» RECORDS FOR THE EXERCISE:
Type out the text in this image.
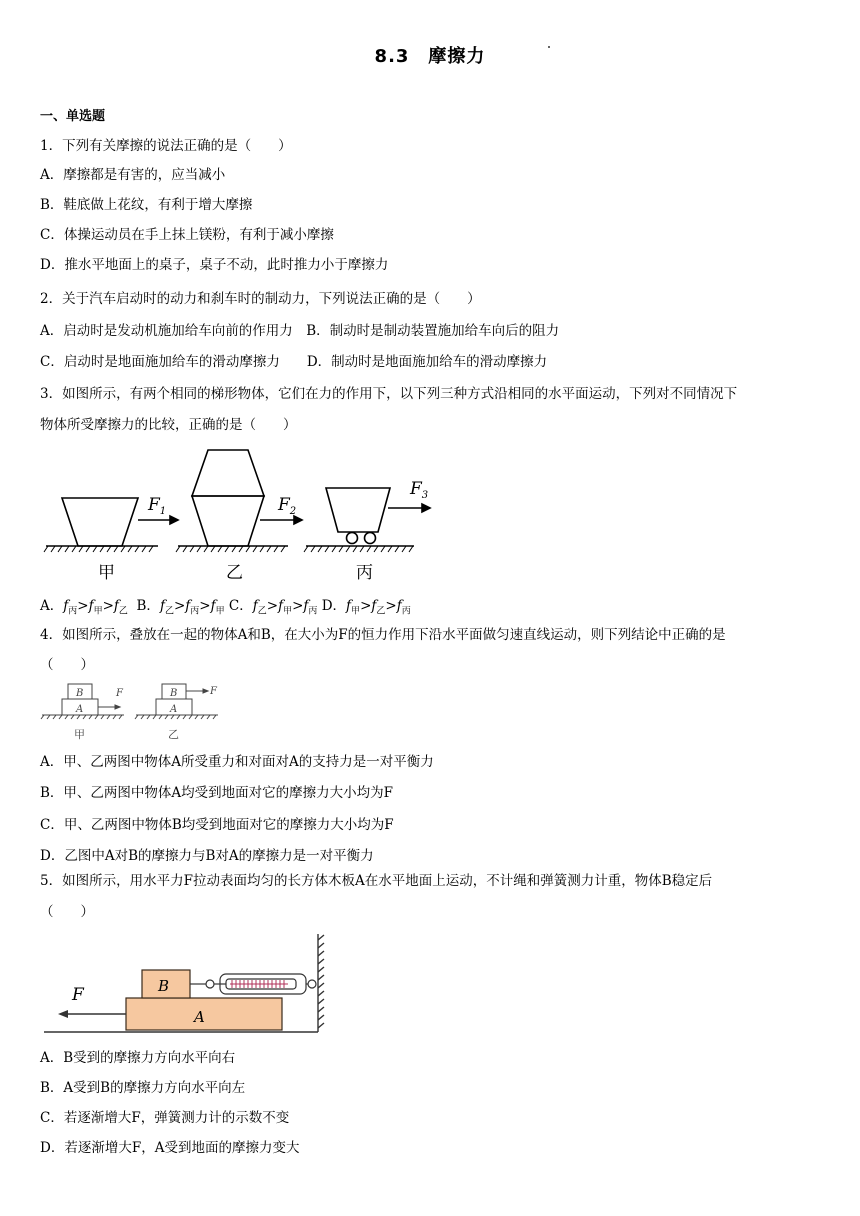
8.3　摩擦力
一、单选题
1．下列有关摩擦的说法正确的是（　　）
A．摩擦都是有害的，应当减小
B．鞋底做上花纹，有利于增大摩擦
C．体操运动员在手上抹上镁粉，有利于减小摩擦
D．推水平地面上的桌子，桌子不动，此时推力小于摩擦力
2．关于汽车启动时的动力和刹车时的制动力，下列说法正确的是（　　）
A．启动时是发动机施加给车向前的作用力　B．制动时是制动装置施加给车向后的阻力
C．启动时是地面施加给车的滑动摩擦力　　D．制动时是地面施加给车的滑动摩擦力
3．如图所示，有两个相同的梯形物体，它们在力的作用下，以下列三种方式沿相同的水平面运动，下列对不同情况下
物体所受摩擦力的比较，正确的是（　　）
$F_1$	$F_2$
$F_3$
甲	乙	丙
A．$f_丙>f_甲>f_乙$ B．$f_乙>f_丙>f_甲$ C．$f_乙>f_甲>f_丙$ D．$f_甲>f_乙>f_丙$
4．如图所示，叠放在一起的物体A和B，在大小为F的恒力作用下沿水平面做匀速直线运动，则下列结论中正确的是
（　　）
B
A
F	B
A
F
甲	乙
A．甲、乙两图中物体A所受重力和对面对A的支持力是一对平衡力
B．甲、乙两图中物体A均受到地面对它的摩擦力大小均为F
C．甲、乙两图中物体B均受到地面对它的摩擦力大小均为F
D．乙图中A对B的摩擦力与B对A的摩擦力是一对平衡力
5．如图所示，用水平力F拉动表面均匀的长方体木板A在水平地面上运动，不计绳和弹簧测力计重，物体B稳定后
（　　）
F	B
A
A．B受到的摩擦力方向水平向右
B．A受到B的摩擦力方向水平向左
C．若逐渐增大F，弹簧测力计的示数不变
D．若逐渐增大F，A受到地面的摩擦力变大
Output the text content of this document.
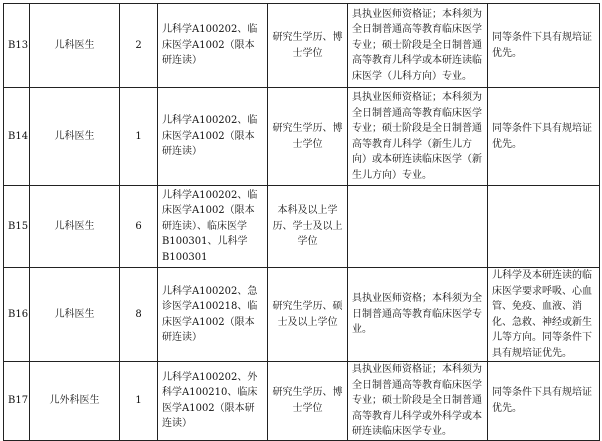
B13	儿科医生	2	儿科学A100202、临床医学A1002（限本研连读）	研究生学历、博士学位	具执业医师资格证；本科须为全日制普通高等教育临床医学专业；硕士阶段是全日制普通高等教育儿科学或本研连读临床医学（儿科方向）专业。	同等条件下具有规培证优先。
B14	儿科医生	1	儿科学A100202、临床医学A1002（限本研连读）	研究生学历、博士学位	具执业医师资格证；本科须为全日制普通高等教育临床医学专业；硕士阶段是全日制普通高等教育儿科学（新生儿方向）或本研连读临床医学（新生儿方向）专业。	同等条件下具有规培证优先。
B15	儿科医生	6	儿科学A100202、临床医学A1002（限本研连读）、临床医学B100301、儿科学B100301	本科及以上学历、学士及以上学位		
B16	儿科医生	8	儿科学A100202、急诊医学A100218、临床医学A1002（限本研连读）	研究生学历、硕士及以上学位	具执业医师资格；本科须为全日制普通高等教育临床医学专业。	儿科学及本研连读的临床医学要求呼吸、心血管、免疫、血液、消化、急救、神经或新生儿等方向。同等条件下具有规培证优先。
B17	儿外科医生	1	儿科学A100202、外科学A100210、临床医学A1002（限本研连读）	研究生学历、博士学位	具执业医师资格证；本科须为全日制普通高等教育临床医学专业；硕士阶段是全日制普通高等教育儿科学或外科学或本研连读临床医学专业。	同等条件下具有规培证优先。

» SHORT TASK: Copy all lines from the material that contain "text".

» EXERCISE RESPONSE:
Type out the text in this image.
Output the text content of this document.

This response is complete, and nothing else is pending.